- _Exercise task_:
Find all lines in the records that include the word "Used", and copy them out.

- _Supplied material_:
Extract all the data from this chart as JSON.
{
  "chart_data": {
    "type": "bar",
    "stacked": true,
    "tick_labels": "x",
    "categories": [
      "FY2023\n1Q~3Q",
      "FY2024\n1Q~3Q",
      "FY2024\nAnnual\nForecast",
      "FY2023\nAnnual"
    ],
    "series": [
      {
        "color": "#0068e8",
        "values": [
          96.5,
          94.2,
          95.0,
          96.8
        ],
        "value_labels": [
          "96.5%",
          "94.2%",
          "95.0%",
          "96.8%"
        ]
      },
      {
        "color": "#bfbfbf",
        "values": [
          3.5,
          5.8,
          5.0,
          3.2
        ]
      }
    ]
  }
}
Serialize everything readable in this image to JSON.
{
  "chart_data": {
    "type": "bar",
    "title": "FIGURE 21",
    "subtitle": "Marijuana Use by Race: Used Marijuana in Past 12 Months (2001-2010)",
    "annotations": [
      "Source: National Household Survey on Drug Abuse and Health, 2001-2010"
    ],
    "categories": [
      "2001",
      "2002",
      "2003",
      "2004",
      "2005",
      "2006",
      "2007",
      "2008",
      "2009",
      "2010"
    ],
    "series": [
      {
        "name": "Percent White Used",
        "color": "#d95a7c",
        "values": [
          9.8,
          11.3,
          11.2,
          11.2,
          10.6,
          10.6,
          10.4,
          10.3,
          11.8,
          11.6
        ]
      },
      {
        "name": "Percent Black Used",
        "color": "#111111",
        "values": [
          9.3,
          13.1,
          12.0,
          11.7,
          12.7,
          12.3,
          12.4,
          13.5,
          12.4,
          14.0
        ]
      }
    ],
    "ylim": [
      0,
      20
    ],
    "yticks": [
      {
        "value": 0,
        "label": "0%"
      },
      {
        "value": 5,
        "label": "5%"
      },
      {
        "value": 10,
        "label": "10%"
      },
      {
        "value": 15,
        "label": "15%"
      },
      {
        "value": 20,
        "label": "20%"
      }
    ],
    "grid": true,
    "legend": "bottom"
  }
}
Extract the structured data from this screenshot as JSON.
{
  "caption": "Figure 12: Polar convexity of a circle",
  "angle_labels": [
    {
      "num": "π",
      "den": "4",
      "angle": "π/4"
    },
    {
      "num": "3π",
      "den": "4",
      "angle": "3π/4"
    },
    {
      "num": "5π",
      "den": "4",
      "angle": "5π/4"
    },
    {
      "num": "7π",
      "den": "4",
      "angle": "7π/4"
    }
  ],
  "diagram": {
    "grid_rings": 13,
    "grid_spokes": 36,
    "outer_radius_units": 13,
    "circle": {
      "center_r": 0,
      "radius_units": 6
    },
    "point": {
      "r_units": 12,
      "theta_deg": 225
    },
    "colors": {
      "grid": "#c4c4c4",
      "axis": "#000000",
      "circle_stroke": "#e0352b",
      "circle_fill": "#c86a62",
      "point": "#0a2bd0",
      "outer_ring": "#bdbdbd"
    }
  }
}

- _Exercise output_:
    "subtitle": "Marijuana Use by Race: Used Marijuana in Past 12 Months (2001-2010)",
        "name": "Percent White Used",
        "name": "Percent Black Used",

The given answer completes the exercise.